**Exercise task**: The entries are to be returned exactly, with images left out.

################

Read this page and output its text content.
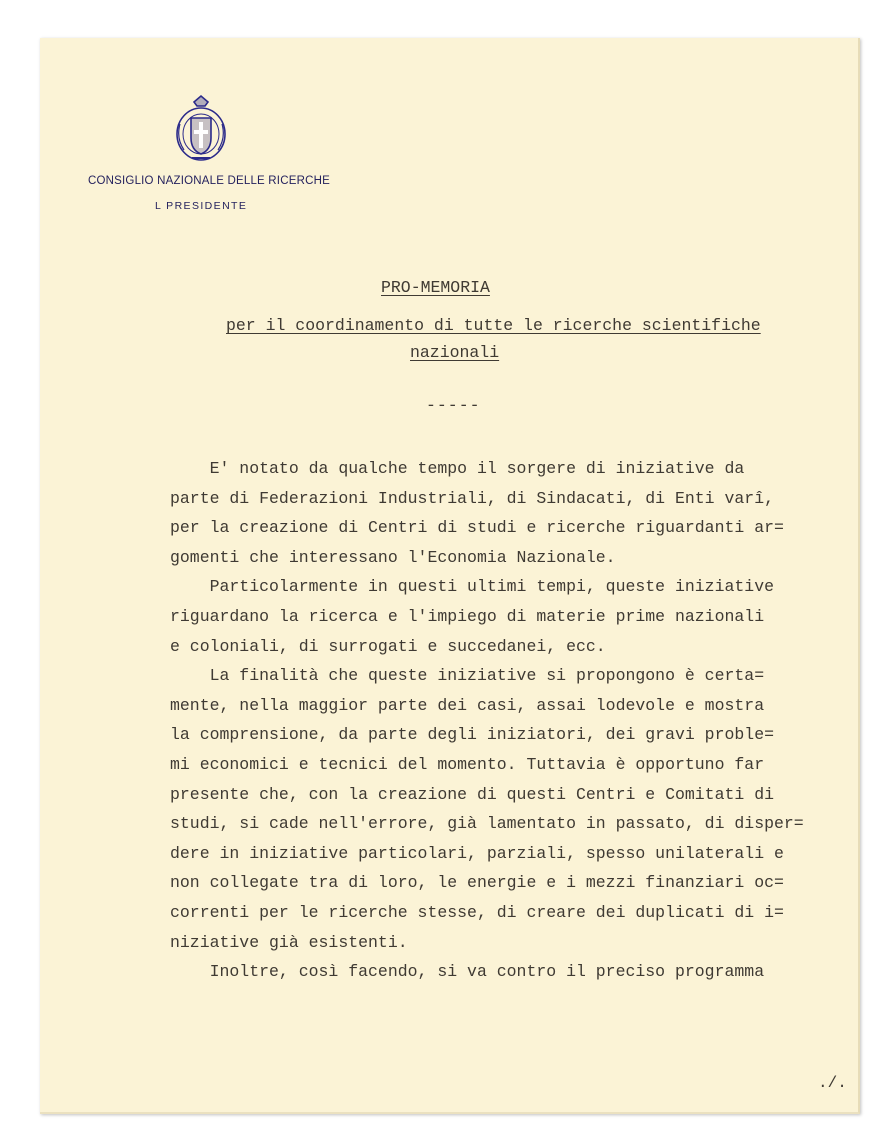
CONSIGLIO NAZIONALE DELLE RICERCHE
L PRESIDENTE
PRO-MEMORIA
per il coordinamento di tutte le ricerche scientifiche
nazionali
-----
E' notato da qualche tempo il sorgere di iniziative da
parte di Federazioni Industriali, di Sindacati, di Enti varî,
per la creazione di Centri di studi e ricerche riguardanti ar=
gomenti che interessano l'Economia Nazionale.
Particolarmente in questi ultimi tempi, queste iniziative
riguardano la ricerca e l'impiego di materie prime nazionali
e coloniali, di surrogati e succedanei, ecc.
La finalità che queste iniziative si propongono è certa=
mente, nella maggior parte dei casi, assai lodevole e mostra
la comprensione, da parte degli iniziatori, dei gravi proble=
mi economici e tecnici del momento. Tuttavia è opportuno far
presente che, con la creazione di questi Centri e Comitati di
studi, si cade nell'errore, già lamentato in passato, di disper=
dere in iniziative particolari, parziali, spesso unilaterali e
non collegate tra di loro, le energie e i mezzi finanziari oc=
correnti per le ricerche stesse, di creare dei duplicati di i=
niziative già esistenti.
Inoltre, così facendo, si va contro il preciso programma
./.
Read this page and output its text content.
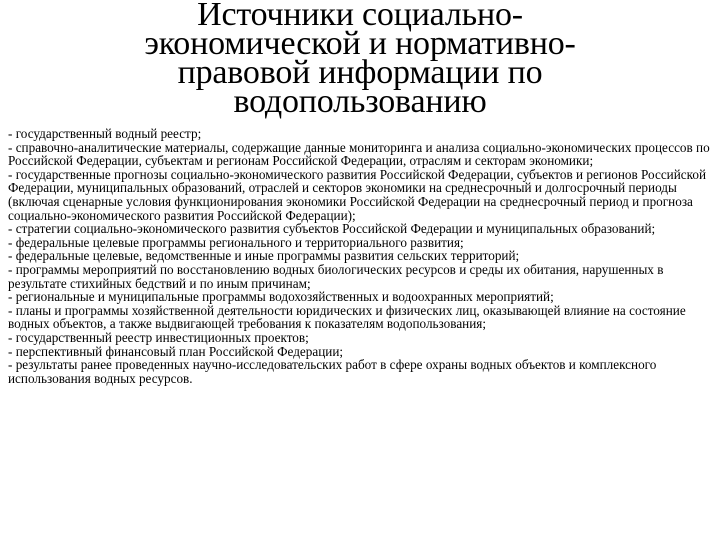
Источники социально-
экономической и нормативно-
правовой информации по
водопользованию
- государственный водный реестр;
- справочно-аналитические материалы, содержащие данные мониторинга и анализа социально-экономических процессов по Российской Федерации, субъектам и регионам Российской Федерации, отраслям и секторам экономики;
- государственные прогнозы социально-экономического развития Российской Федерации, субъектов и регионов Российской Федерации, муниципальных образований, отраслей и секторов экономики на среднесрочный и долгосрочный периоды (включая сценарные условия функционирования экономики Российской Федерации на среднесрочный период и прогноза социально-экономического развития Российской Федерации);
- стратегии социально-экономического развития субъектов Российской Федерации и муниципальных образований;
- федеральные целевые программы регионального и территориального развития;
- федеральные целевые, ведомственные и иные программы развития сельских территорий;
- программы мероприятий по восстановлению водных биологических ресурсов и среды их обитания, нарушенных в результате стихийных бедствий и по иным причинам;
- региональные и муниципальные программы водохозяйственных и водоохранных мероприятий;
- планы и программы хозяйственной деятельности юридических и физических лиц, оказывающей влияние на состояние водных объектов, а также выдвигающей требования к показателям водопользования;
- государственный реестр инвестиционных проектов;
- перспективный финансовый план Российской Федерации;
- результаты ранее проведенных научно-исследовательских работ в сфере охраны водных объектов и комплексного использования водных ресурсов.
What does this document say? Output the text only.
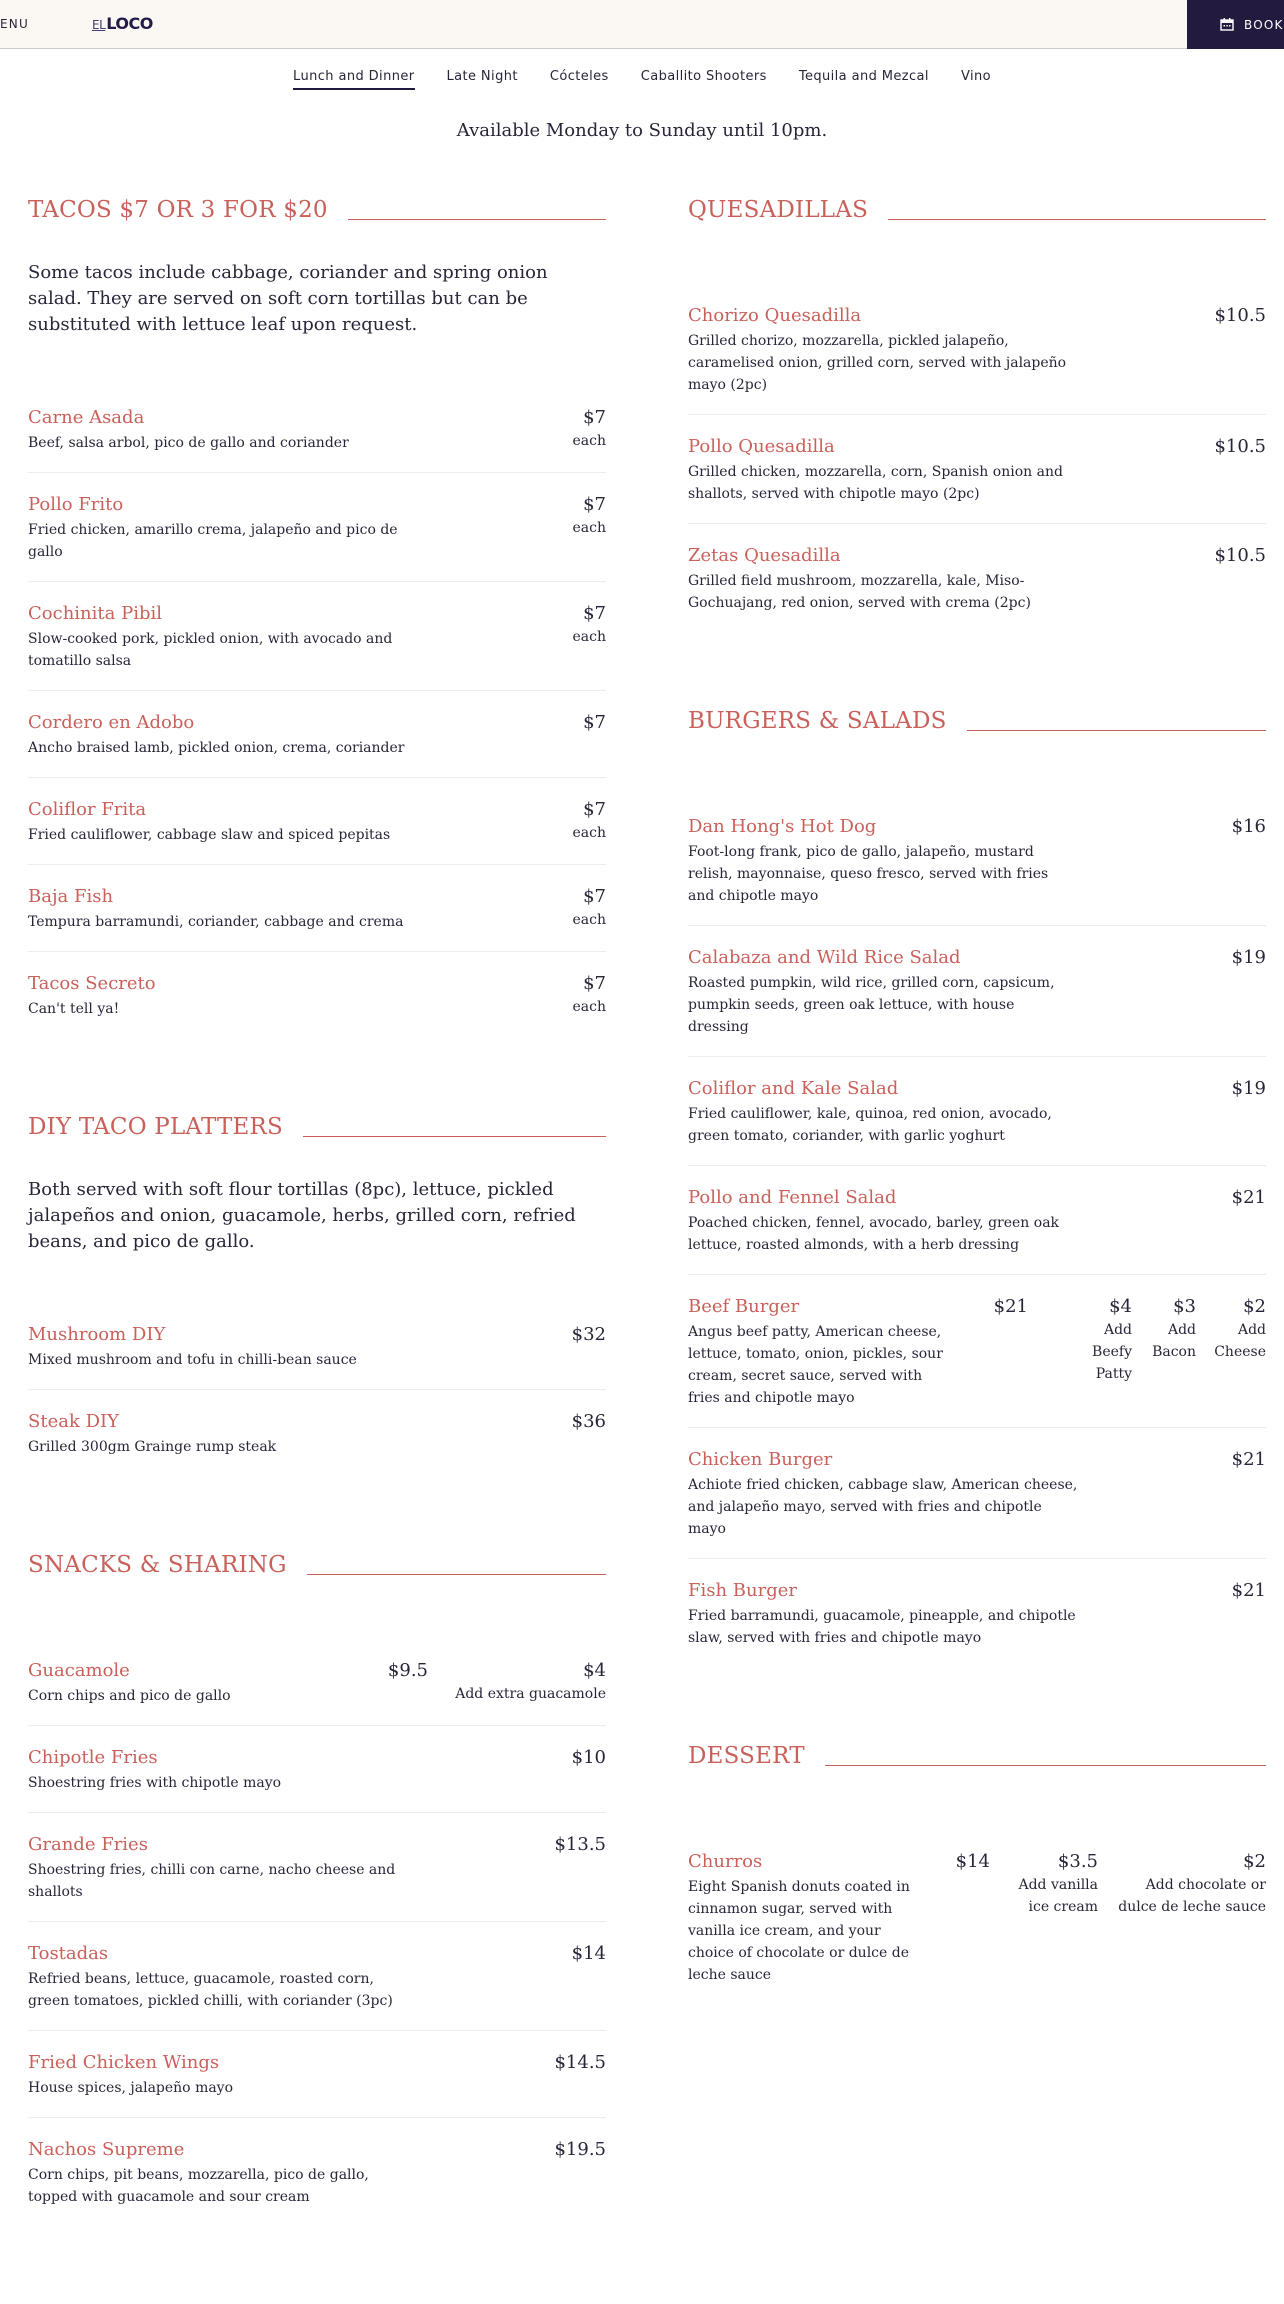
ENU	EL LOCO	BOOK
Lunch and Dinner Late Night Cócteles Caballito Shooters Tequila and Mezcal Vino

Available Monday to Sunday until 10pm.

TACOS $7 OR 3 FOR $20

Some tacos include cabbage, coriander and spring onion salad. They are served on soft corn tortillas but can be substituted with lettuce leaf upon request.

Carne Asada
Beef, salsa arbol, pico de gallo and coriander
$7
each
Pollo Frito
Fried chicken, amarillo crema, jalapeño and pico de gallo
$7
each
Cochinita Pibil
Slow-cooked pork, pickled onion, with avocado and tomatillo salsa
$7
each
Cordero en Adobo
Ancho braised lamb, pickled onion, crema, coriander
$7
Coliflor Frita
Fried cauliflower, cabbage slaw and spiced pepitas
$7
each
Baja Fish
Tempura barramundi, coriander, cabbage and crema
$7
each
Tacos Secreto
Can't tell ya!
$7
each
DIY TACO PLATTERS

Both served with soft flour tortillas (8pc), lettuce, pickled jalapeños and onion, guacamole, herbs, grilled corn, refried beans, and pico de gallo.

Mushroom DIY
Mixed mushroom and tofu in chilli-bean sauce
$32
Steak DIY
Grilled 300gm Grainge rump steak
$36
SNACKS & SHARING
Guacamole
Corn chips and pico de gallo
$9.5	$4
Add extra guacamole
Chipotle Fries
Shoestring fries with chipotle mayo
$10
Grande Fries
Shoestring fries, chilli con carne, nacho cheese and shallots
$13.5
Tostadas
Refried beans, lettuce, guacamole, roasted corn, green tomatoes, pickled chilli, with coriander (3pc)
$14
Fried Chicken Wings
House spices, jalapeño mayo
$14.5
Nachos Supreme
Corn chips, pit beans, mozzarella, pico de gallo, topped with guacamole and sour cream
$19.5
QUESADILLAS
Chorizo Quesadilla
Grilled chorizo, mozzarella, pickled jalapeño, caramelised onion, grilled corn, served with jalapeño mayo (2pc)
$10.5
Pollo Quesadilla
Grilled chicken, mozzarella, corn, Spanish onion and shallots, served with chipotle mayo (2pc)
$10.5
Zetas Quesadilla
Grilled field mushroom, mozzarella, kale, Miso-Gochuajang, red onion, served with crema (2pc)
$10.5
BURGERS & SALADS
Dan Hong's Hot Dog
Foot-long frank, pico de gallo, jalapeño, mustard relish, mayonnaise, queso fresco, served with fries and chipotle mayo
$16
Calabaza and Wild Rice Salad
Roasted pumpkin, wild rice, grilled corn, capsicum, pumpkin seeds, green oak lettuce, with house dressing
$19
Coliflor and Kale Salad
Fried cauliflower, kale, quinoa, red onion, avocado, green tomato, coriander, with garlic yoghurt
$19
Pollo and Fennel Salad
Poached chicken, fennel, avocado, barley, green oak lettuce, roasted almonds, with a herb dressing
$21
Beef Burger
Angus beef patty, American cheese, lettuce, tomato, onion, pickles, sour cream, secret sauce, served with fries and chipotle mayo
$21	$4
Add Beefy Patty
$3
Add Bacon
$2
Add Cheese
Chicken Burger
Achiote fried chicken, cabbage slaw, American cheese, and jalapeño mayo, served with fries and chipotle mayo
$21
Fish Burger
Fried barramundi, guacamole, pineapple, and chipotle slaw, served with fries and chipotle mayo
$21
DESSERT
Churros
Eight Spanish donuts coated in cinnamon sugar, served with vanilla ice cream, and your choice of chocolate or dulce de leche sauce
$14	$3.5
Add vanilla ice cream
$2
Add chocolate or dulce de leche sauce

################

**Response for this exercise**:
Read this page and output its text content.
CONSIGLIO NAZIONALE DELLE RICERCHE
L PRESIDENTE
PRO-MEMORIA
per il coordinamento di tutte le ricerche scientifiche
nazionali
-----
E' notato da qualche tempo il sorgere di iniziative da
parte di Federazioni Industriali, di Sindacati, di Enti varî,
per la creazione di Centri di studi e ricerche riguardanti ar=
gomenti che interessano l'Economia Nazionale.
Particolarmente in questi ultimi tempi, queste iniziative
riguardano la ricerca e l'impiego di materie prime nazionali
e coloniali, di surrogati e succedanei, ecc.
La finalità che queste iniziative si propongono è certa=
mente, nella maggior parte dei casi, assai lodevole e mostra
la comprensione, da parte degli iniziatori, dei gravi proble=
mi economici e tecnici del momento. Tuttavia è opportuno far
presente che, con la creazione di questi Centri e Comitati di
studi, si cade nell'errore, già lamentato in passato, di disper=
dere in iniziative particolari, parziali, spesso unilaterali e
non collegate tra di loro, le energie e i mezzi finanziari oc=
correnti per le ricerche stesse, di creare dei duplicati di i=
niziative già esistenti.
Inoltre, così facendo, si va contro il preciso programma
./.
Read this page and output its text content.
Источники социально-
экономической и нормативно-
правовой информации по
водопользованию
- государственный водный реестр;
- справочно-аналитические материалы, содержащие данные мониторинга и анализа социально-экономических процессов по Российской Федерации, субъектам и регионам Российской Федерации, отраслям и секторам экономики;
- государственные прогнозы социально-экономического развития Российской Федерации, субъектов и регионов Российской Федерации, муниципальных образований, отраслей и секторов экономики на среднесрочный и долгосрочный периоды (включая сценарные условия функционирования экономики Российской Федерации на среднесрочный период и прогноза социально-экономического развития Российской Федерации);
- стратегии социально-экономического развития субъектов Российской Федерации и муниципальных образований;
- федеральные целевые программы регионального и территориального развития;
- федеральные целевые, ведомственные и иные программы развития сельских территорий;
- программы мероприятий по восстановлению водных биологических ресурсов и среды их обитания, нарушенных в результате стихийных бедствий и по иным причинам;
- региональные и муниципальные программы водохозяйственных и водоохранных мероприятий;
- планы и программы хозяйственной деятельности юридических и физических лиц, оказывающей влияние на состояние водных объектов, а также выдвигающей требования к показателям водопользования;
- государственный реестр инвестиционных проектов;
- перспективный финансовый план Российской Федерации;
- результаты ранее проведенных научно-исследовательских работ в сфере охраны водных объектов и комплексного использования водных ресурсов.
What does this document say? Output the text only.
ENU	EL LOCO	BOOK
Lunch and Dinner Late Night Cócteles Caballito Shooters Tequila and Mezcal Vino

Available Monday to Sunday until 10pm.

TACOS $7 OR 3 FOR $20

Some tacos include cabbage, coriander and spring onion salad. They are served on soft corn tortillas but can be substituted with lettuce leaf upon request.

Carne Asada
Beef, salsa arbol, pico de gallo and coriander
$7
each
Pollo Frito
Fried chicken, amarillo crema, jalapeño and pico de gallo
$7
each
Cochinita Pibil
Slow-cooked pork, pickled onion, with avocado and tomatillo salsa
$7
each
Cordero en Adobo
Ancho braised lamb, pickled onion, crema, coriander
$7
Coliflor Frita
Fried cauliflower, cabbage slaw and spiced pepitas
$7
each
Baja Fish
Tempura barramundi, coriander, cabbage and crema
$7
each
Tacos Secreto
Can't tell ya!
$7
each
DIY TACO PLATTERS

Both served with soft flour tortillas (8pc), lettuce, pickled jalapeños and onion, guacamole, herbs, grilled corn, refried beans, and pico de gallo.

Mushroom DIY
Mixed mushroom and tofu in chilli-bean sauce
$32
Steak DIY
Grilled 300gm Grainge rump steak
$36
SNACKS & SHARING
Guacamole
Corn chips and pico de gallo
$9.5	$4
Add extra guacamole
Chipotle Fries
Shoestring fries with chipotle mayo
$10
Grande Fries
Shoestring fries, chilli con carne, nacho cheese and shallots
$13.5
Tostadas
Refried beans, lettuce, guacamole, roasted corn, green tomatoes, pickled chilli, with coriander (3pc)
$14
Fried Chicken Wings
House spices, jalapeño mayo
$14.5
Nachos Supreme
Corn chips, pit beans, mozzarella, pico de gallo, topped with guacamole and sour cream
$19.5
QUESADILLAS
Chorizo Quesadilla
Grilled chorizo, mozzarella, pickled jalapeño, caramelised onion, grilled corn, served with jalapeño mayo (2pc)
$10.5
Pollo Quesadilla
Grilled chicken, mozzarella, corn, Spanish onion and shallots, served with chipotle mayo (2pc)
$10.5
Zetas Quesadilla
Grilled field mushroom, mozzarella, kale, Miso-Gochuajang, red onion, served with crema (2pc)
$10.5
BURGERS & SALADS
Dan Hong's Hot Dog
Foot-long frank, pico de gallo, jalapeño, mustard relish, mayonnaise, queso fresco, served with fries and chipotle mayo
$16
Calabaza and Wild Rice Salad
Roasted pumpkin, wild rice, grilled corn, capsicum, pumpkin seeds, green oak lettuce, with house dressing
$19
Coliflor and Kale Salad
Fried cauliflower, kale, quinoa, red onion, avocado, green tomato, coriander, with garlic yoghurt
$19
Pollo and Fennel Salad
Poached chicken, fennel, avocado, barley, green oak lettuce, roasted almonds, with a herb dressing
$21
Beef Burger
Angus beef patty, American cheese, lettuce, tomato, onion, pickles, sour cream, secret sauce, served with fries and chipotle mayo
$21	$4
Add Beefy Patty
$3
Add Bacon
$2
Add Cheese
Chicken Burger
Achiote fried chicken, cabbage slaw, American cheese, and jalapeño mayo, served with fries and chipotle mayo
$21
Fish Burger
Fried barramundi, guacamole, pineapple, and chipotle slaw, served with fries and chipotle mayo
$21
DESSERT
Churros
Eight Spanish donuts coated in cinnamon sugar, served with vanilla ice cream, and your choice of chocolate or dulce de leche sauce
$14	$3.5
Add vanilla ice cream
$2
Add chocolate or dulce de leche sauce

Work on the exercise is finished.